Records contained in a dataset
-- start --
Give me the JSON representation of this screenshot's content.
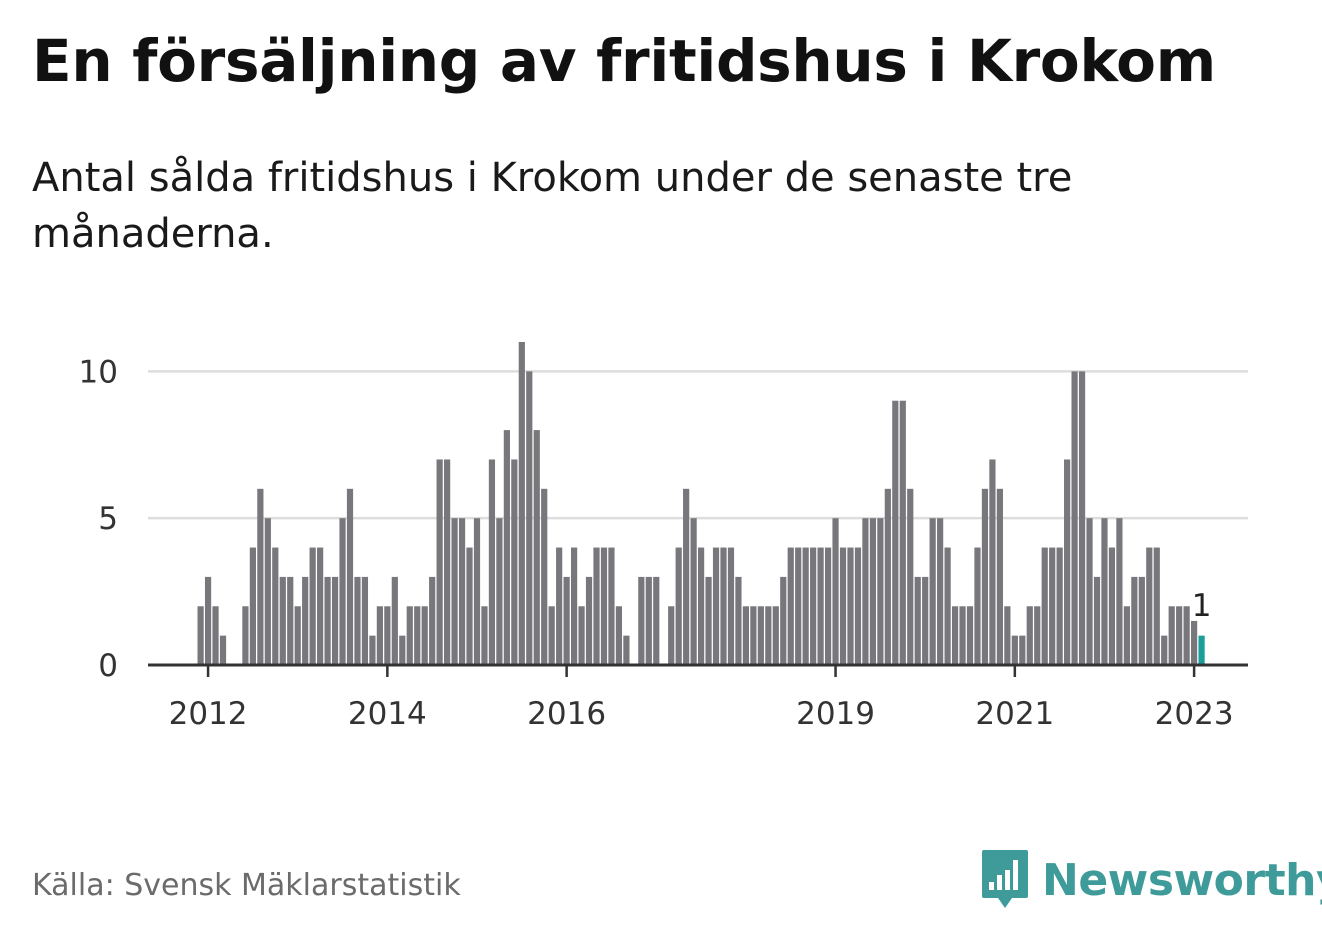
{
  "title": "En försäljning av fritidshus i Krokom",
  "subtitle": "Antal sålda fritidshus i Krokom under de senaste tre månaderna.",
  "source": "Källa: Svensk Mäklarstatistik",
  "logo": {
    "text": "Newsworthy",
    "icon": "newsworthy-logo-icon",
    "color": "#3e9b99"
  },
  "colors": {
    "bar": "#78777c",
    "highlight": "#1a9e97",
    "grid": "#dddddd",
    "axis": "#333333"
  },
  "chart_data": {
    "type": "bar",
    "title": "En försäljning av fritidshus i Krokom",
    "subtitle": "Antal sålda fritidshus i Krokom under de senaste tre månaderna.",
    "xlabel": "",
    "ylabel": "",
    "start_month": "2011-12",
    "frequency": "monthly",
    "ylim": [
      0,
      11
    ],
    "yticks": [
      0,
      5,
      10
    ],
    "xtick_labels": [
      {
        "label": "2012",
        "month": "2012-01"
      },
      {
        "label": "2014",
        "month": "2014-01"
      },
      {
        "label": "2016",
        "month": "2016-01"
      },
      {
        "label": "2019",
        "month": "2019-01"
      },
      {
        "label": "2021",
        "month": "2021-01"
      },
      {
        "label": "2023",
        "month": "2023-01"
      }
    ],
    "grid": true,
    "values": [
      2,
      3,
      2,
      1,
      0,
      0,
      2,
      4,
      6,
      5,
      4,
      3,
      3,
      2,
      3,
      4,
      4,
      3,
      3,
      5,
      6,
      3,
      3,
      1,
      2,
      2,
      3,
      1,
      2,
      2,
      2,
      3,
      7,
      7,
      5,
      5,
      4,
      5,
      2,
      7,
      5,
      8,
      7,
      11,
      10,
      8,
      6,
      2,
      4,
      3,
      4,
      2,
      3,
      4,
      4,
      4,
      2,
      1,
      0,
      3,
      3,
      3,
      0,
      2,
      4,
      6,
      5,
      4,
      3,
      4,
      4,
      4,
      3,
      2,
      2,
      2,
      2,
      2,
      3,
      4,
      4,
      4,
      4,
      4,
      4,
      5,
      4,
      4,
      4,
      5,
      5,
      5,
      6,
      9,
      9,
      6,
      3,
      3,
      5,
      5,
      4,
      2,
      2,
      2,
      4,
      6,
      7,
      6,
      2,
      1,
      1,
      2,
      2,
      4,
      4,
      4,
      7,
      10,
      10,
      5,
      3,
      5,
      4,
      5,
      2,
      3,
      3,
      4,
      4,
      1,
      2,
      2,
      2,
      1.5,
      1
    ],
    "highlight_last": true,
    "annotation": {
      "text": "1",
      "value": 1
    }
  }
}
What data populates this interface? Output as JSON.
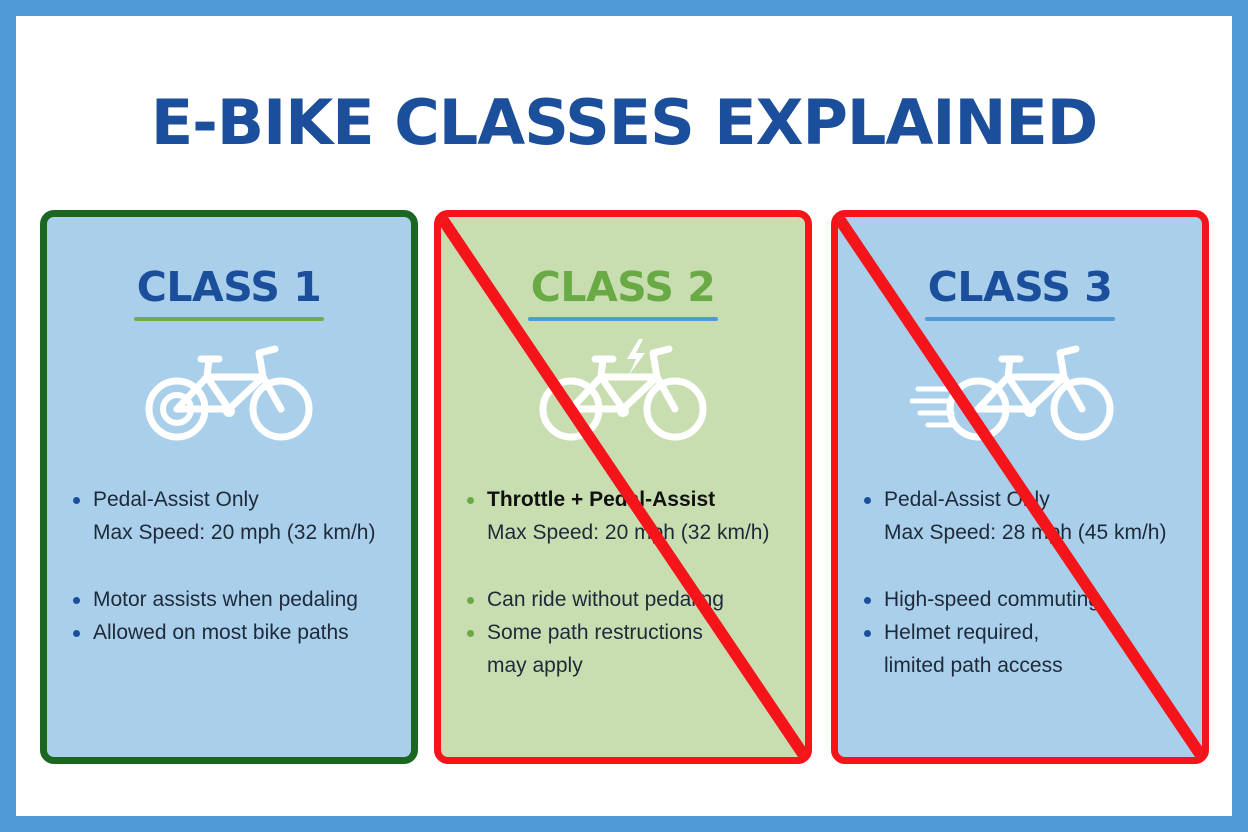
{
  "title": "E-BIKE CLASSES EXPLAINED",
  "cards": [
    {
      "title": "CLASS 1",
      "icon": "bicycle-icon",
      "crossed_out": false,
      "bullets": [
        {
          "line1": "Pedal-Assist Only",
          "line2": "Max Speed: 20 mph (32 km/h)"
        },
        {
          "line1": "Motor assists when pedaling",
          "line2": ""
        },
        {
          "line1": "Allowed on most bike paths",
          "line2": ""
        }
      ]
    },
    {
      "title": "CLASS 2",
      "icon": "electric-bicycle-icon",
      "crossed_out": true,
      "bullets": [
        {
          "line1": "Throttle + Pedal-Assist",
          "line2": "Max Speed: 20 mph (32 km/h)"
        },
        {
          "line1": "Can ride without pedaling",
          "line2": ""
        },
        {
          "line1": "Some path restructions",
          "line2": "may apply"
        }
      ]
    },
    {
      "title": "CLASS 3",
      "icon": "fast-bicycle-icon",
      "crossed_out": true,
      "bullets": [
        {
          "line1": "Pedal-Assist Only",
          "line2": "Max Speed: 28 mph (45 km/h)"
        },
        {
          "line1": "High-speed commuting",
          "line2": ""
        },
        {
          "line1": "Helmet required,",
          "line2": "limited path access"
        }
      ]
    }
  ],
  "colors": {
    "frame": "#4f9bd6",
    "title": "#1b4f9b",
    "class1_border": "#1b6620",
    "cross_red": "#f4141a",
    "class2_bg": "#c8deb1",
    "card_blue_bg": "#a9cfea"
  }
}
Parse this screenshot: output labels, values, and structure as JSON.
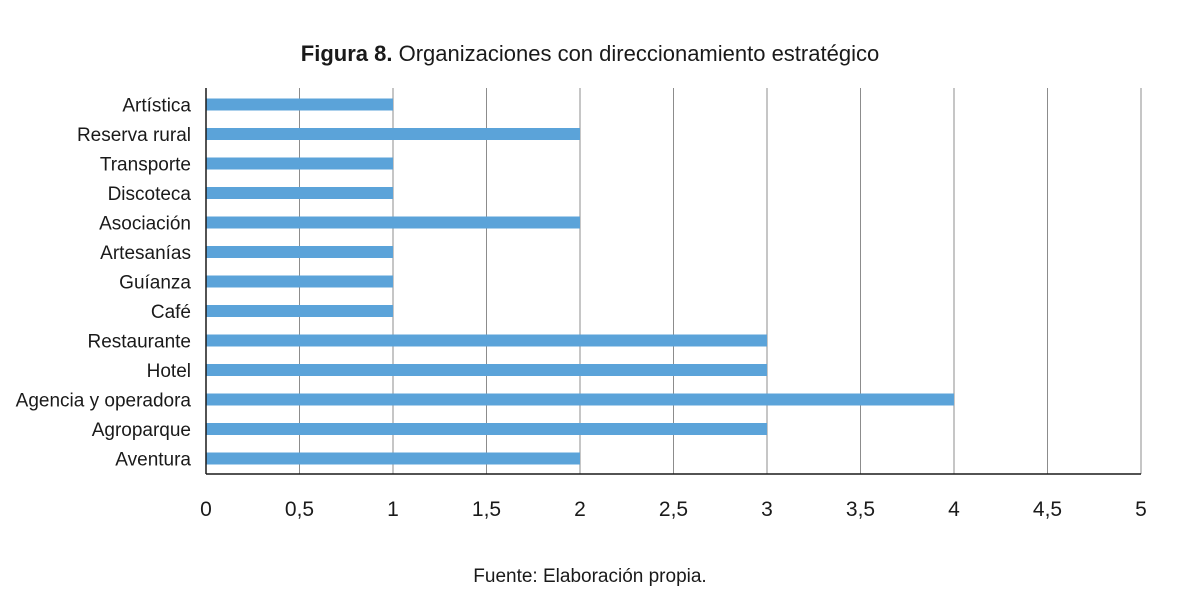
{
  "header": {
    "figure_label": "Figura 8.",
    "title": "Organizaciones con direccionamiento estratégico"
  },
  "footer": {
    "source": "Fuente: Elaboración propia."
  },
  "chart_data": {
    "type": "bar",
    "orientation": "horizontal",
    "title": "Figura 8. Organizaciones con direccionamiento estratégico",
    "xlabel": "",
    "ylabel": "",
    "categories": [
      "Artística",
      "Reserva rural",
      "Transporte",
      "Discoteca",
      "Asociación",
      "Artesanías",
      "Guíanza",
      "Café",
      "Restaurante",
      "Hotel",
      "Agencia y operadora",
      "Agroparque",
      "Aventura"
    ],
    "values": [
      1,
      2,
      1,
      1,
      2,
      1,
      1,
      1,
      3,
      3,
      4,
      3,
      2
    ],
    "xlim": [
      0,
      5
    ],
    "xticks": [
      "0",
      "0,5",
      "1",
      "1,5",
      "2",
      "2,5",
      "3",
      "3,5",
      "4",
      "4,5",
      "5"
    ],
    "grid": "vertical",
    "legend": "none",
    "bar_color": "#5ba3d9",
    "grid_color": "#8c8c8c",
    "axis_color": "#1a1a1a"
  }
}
-- end --
> **Your objective**: Copy the entries exactly. Leave out the images.

> **Output**:
Give me the JSON representation of this screenshot's content.
{
  "title": "En försäljning av fritidshus i Krokom",
  "subtitle": "Antal sålda fritidshus i Krokom under de senaste tre månaderna.",
  "source": "Källa: Svensk Mäklarstatistik",
  "logo": {
    "text": "Newsworthy",
    "icon": "newsworthy-logo-icon",
    "color": "#3e9b99"
  },
  "colors": {
    "bar": "#78777c",
    "highlight": "#1a9e97",
    "grid": "#dddddd",
    "axis": "#333333"
  },
  "chart_data": {
    "type": "bar",
    "title": "En försäljning av fritidshus i Krokom",
    "subtitle": "Antal sålda fritidshus i Krokom under de senaste tre månaderna.",
    "xlabel": "",
    "ylabel": "",
    "start_month": "2011-12",
    "frequency": "monthly",
    "ylim": [
      0,
      11
    ],
    "yticks": [
      0,
      5,
      10
    ],
    "xtick_labels": [
      {
        "label": "2012",
        "month": "2012-01"
      },
      {
        "label": "2014",
        "month": "2014-01"
      },
      {
        "label": "2016",
        "month": "2016-01"
      },
      {
        "label": "2019",
        "month": "2019-01"
      },
      {
        "label": "2021",
        "month": "2021-01"
      },
      {
        "label": "2023",
        "month": "2023-01"
      }
    ],
    "grid": true,
    "values": [
      2,
      3,
      2,
      1,
      0,
      0,
      2,
      4,
      6,
      5,
      4,
      3,
      3,
      2,
      3,
      4,
      4,
      3,
      3,
      5,
      6,
      3,
      3,
      1,
      2,
      2,
      3,
      1,
      2,
      2,
      2,
      3,
      7,
      7,
      5,
      5,
      4,
      5,
      2,
      7,
      5,
      8,
      7,
      11,
      10,
      8,
      6,
      2,
      4,
      3,
      4,
      2,
      3,
      4,
      4,
      4,
      2,
      1,
      0,
      3,
      3,
      3,
      0,
      2,
      4,
      6,
      5,
      4,
      3,
      4,
      4,
      4,
      3,
      2,
      2,
      2,
      2,
      2,
      3,
      4,
      4,
      4,
      4,
      4,
      4,
      5,
      4,
      4,
      4,
      5,
      5,
      5,
      6,
      9,
      9,
      6,
      3,
      3,
      5,
      5,
      4,
      2,
      2,
      2,
      4,
      6,
      7,
      6,
      2,
      1,
      1,
      2,
      2,
      4,
      4,
      4,
      7,
      10,
      10,
      5,
      3,
      5,
      4,
      5,
      2,
      3,
      3,
      4,
      4,
      1,
      2,
      2,
      2,
      1.5,
      1
    ],
    "highlight_last": true,
    "annotation": {
      "text": "1",
      "value": 1
    }
  }
}
What data populates this interface? Output as JSON.
{
  "title": "E-BIKE CLASSES EXPLAINED",
  "cards": [
    {
      "title": "CLASS 1",
      "icon": "bicycle-icon",
      "crossed_out": false,
      "bullets": [
        {
          "line1": "Pedal-Assist Only",
          "line2": "Max Speed: 20 mph (32 km/h)"
        },
        {
          "line1": "Motor assists when pedaling",
          "line2": ""
        },
        {
          "line1": "Allowed on most bike paths",
          "line2": ""
        }
      ]
    },
    {
      "title": "CLASS 2",
      "icon": "electric-bicycle-icon",
      "crossed_out": true,
      "bullets": [
        {
          "line1": "Throttle + Pedal-Assist",
          "line2": "Max Speed: 20 mph (32 km/h)"
        },
        {
          "line1": "Can ride without pedaling",
          "line2": ""
        },
        {
          "line1": "Some path restructions",
          "line2": "may apply"
        }
      ]
    },
    {
      "title": "CLASS 3",
      "icon": "fast-bicycle-icon",
      "crossed_out": true,
      "bullets": [
        {
          "line1": "Pedal-Assist Only",
          "line2": "Max Speed: 28 mph (45 km/h)"
        },
        {
          "line1": "High-speed commuting",
          "line2": ""
        },
        {
          "line1": "Helmet required,",
          "line2": "limited path access"
        }
      ]
    }
  ],
  "colors": {
    "frame": "#4f9bd6",
    "title": "#1b4f9b",
    "class1_border": "#1b6620",
    "cross_red": "#f4141a",
    "class2_bg": "#c8deb1",
    "card_blue_bg": "#a9cfea"
  }
}
Parse this screenshot: output labels, values, and structure as JSON.
{
  "header": {
    "figure_label": "Figura 8.",
    "title": "Organizaciones con direccionamiento estratégico"
  },
  "footer": {
    "source": "Fuente: Elaboración propia."
  },
  "chart_data": {
    "type": "bar",
    "orientation": "horizontal",
    "title": "Figura 8. Organizaciones con direccionamiento estratégico",
    "xlabel": "",
    "ylabel": "",
    "categories": [
      "Artística",
      "Reserva rural",
      "Transporte",
      "Discoteca",
      "Asociación",
      "Artesanías",
      "Guíanza",
      "Café",
      "Restaurante",
      "Hotel",
      "Agencia y operadora",
      "Agroparque",
      "Aventura"
    ],
    "values": [
      1,
      2,
      1,
      1,
      2,
      1,
      1,
      1,
      3,
      3,
      4,
      3,
      2
    ],
    "xlim": [
      0,
      5
    ],
    "xticks": [
      "0",
      "0,5",
      "1",
      "1,5",
      "2",
      "2,5",
      "3",
      "3,5",
      "4",
      "4,5",
      "5"
    ],
    "grid": "vertical",
    "legend": "none",
    "bar_color": "#5ba3d9",
    "grid_color": "#8c8c8c",
    "axis_color": "#1a1a1a"
  }
}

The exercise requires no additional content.